▶ Texte proposé
►
Soyons clair, la première fois que j'ai vu ce film, j'avais trouvé ce film creux, artificiel et n'avais globalement pas apprécié du tout.
Mais là, grâce à mon épouse qui m'a bien aidé à décrypter certains points ou certains personnages, j'ai peut-être décelé quelques zones d'intérêt. Est-ce que cela sera suffisant pour atteindre, voire même dépasser, la barre fatidique du 5 ?
Essayons déjà de résumer ce film et son principe de construction. Divers personnages parisiens plus ou moins liés mais se connaissant tous, ne cessent de se croiser, de se jauger ou de se juger.
Mais souvent ces jugements, ces opinions sont difficilement exprimables. Resnais a choisi de les remplacer par des chansons, chantées en play-back, qui furent de grands succès populaires. Ces chansons sont choisies en fonction du contexte et prolongent en quelque sorte le propos de l'acteur.
◄
[Données de compréhension de documents]
►
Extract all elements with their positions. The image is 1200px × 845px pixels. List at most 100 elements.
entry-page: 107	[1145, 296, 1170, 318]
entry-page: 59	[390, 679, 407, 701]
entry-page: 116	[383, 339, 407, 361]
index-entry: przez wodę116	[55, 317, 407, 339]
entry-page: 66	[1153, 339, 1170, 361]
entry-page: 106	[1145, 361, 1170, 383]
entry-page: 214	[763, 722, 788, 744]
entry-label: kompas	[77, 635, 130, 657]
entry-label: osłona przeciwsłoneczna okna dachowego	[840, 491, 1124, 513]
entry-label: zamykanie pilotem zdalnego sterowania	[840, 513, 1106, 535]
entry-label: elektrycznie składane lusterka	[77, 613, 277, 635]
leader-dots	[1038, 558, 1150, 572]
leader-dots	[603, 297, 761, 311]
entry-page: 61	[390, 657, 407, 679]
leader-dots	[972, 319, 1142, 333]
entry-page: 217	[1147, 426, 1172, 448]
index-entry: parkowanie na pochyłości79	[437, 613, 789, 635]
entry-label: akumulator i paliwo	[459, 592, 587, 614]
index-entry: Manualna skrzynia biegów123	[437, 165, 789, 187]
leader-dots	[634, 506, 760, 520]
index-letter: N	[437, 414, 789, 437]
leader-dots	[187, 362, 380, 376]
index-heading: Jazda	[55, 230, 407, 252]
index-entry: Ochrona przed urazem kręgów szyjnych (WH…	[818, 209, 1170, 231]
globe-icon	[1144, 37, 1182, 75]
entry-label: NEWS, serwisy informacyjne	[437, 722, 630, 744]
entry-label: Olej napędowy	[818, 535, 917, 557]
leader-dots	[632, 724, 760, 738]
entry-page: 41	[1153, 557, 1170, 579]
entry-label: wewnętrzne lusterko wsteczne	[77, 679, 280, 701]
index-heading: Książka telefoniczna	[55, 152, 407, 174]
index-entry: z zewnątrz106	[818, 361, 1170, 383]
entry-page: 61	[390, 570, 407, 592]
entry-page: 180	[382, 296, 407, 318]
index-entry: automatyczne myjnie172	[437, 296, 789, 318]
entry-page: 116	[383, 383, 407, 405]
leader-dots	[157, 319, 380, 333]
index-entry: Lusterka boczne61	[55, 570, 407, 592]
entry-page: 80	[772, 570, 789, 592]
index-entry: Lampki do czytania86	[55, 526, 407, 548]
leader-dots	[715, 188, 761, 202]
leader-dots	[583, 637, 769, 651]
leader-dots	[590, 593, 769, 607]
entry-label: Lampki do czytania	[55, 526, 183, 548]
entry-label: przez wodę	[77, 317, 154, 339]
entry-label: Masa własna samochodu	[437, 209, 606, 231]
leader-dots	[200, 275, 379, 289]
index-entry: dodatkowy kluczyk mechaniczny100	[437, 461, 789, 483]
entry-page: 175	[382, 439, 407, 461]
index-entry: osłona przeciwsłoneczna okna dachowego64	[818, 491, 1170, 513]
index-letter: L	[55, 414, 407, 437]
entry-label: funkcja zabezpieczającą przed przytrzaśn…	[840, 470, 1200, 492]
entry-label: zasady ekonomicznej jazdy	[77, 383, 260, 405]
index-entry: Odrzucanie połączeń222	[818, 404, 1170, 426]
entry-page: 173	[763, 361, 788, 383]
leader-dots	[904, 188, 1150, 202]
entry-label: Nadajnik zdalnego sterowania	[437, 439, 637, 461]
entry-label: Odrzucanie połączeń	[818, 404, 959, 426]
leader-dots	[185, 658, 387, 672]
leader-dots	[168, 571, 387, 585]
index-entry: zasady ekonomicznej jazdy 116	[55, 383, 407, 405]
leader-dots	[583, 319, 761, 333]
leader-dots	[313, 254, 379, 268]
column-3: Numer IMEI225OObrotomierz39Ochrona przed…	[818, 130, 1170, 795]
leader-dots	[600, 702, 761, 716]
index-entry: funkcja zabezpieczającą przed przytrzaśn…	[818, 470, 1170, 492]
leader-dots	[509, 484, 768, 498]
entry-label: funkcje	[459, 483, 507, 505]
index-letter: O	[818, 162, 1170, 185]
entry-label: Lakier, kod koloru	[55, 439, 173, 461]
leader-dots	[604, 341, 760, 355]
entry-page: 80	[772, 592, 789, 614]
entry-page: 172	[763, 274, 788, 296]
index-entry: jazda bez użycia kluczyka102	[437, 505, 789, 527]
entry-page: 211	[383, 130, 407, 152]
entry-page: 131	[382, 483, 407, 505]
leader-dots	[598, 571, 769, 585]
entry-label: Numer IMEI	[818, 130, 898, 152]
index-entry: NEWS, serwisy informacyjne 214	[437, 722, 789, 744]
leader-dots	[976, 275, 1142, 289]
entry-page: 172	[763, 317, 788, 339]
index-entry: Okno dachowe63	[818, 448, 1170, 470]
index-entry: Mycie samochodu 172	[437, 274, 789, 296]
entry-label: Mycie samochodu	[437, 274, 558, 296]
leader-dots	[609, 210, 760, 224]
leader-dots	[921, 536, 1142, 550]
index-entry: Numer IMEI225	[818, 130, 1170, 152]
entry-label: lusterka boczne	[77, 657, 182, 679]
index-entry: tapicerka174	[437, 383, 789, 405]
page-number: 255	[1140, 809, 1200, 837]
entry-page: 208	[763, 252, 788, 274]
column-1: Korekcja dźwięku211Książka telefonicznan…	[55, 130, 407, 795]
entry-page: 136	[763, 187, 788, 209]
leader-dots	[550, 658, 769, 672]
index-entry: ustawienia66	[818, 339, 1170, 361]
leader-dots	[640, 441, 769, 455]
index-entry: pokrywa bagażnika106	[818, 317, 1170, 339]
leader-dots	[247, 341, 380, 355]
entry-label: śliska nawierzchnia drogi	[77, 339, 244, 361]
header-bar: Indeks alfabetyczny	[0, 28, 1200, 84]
◄
▶ Problèmes à résoudre
• A. D'après la critique du film, par quoi Resnais a-t-il choisi de remplacer les jugements et opinions difficilement exprimables ?
• B. Restituez sans aucune modification le passage de la critique du film en commençant par « Soyons clair, la » et en poursuivant jusqu'à « propos de l'acteur. ».
• C. Indiquez si chacune des affirmations suivantes concorde avec la critique du film, en répondant par oui ou par non et en citant les mots décisifs du texte : (i) lors du premier visionnage, le film avait plu ; (ii) les chansons du film sont chantées en play-back ; (iii) les personnages parisiens ne se connaissent pas entre eux.

▶ Corrigé des activités
• A. Par des chansons chantées en play-back, qui furent de grands succès populaires.

• B.
Soyons clair, la première fois que j'ai vu ce film, j'avais trouvé ce film creux, artificiel et n'avais globalement pas apprécié du tout.
Mais là, grâce à mon épouse qui m'a bien aidé à décrypter certains points ou certains personnages, j'ai peut-être décelé quelques zones d'intérêt. Est-ce que cela sera suffisant pour atteindre, voire même dépasser, la barre fatidique du 5 ?
Essayons déjà de résumer ce film et son principe de construction. Divers personnages parisiens plus ou moins liés mais se connaissant tous, ne cessent de se croiser, de se jauger ou de se juger.
Mais souvent ces jugements, ces opinions sont difficilement exprimables. Resnais a choisi de les remplacer par des chansons, chantées en play-back, qui furent de grands succès populaires. Ces chansons sont choisies en fonction du contexte et prolongent en quelque sorte le propos de l'acteur.

• C.
(i) Non : « n'avais globalement pas apprécié du tout ».
(ii) Oui : « chantées en play-back ».
(iii) Non : « se connaissant tous ».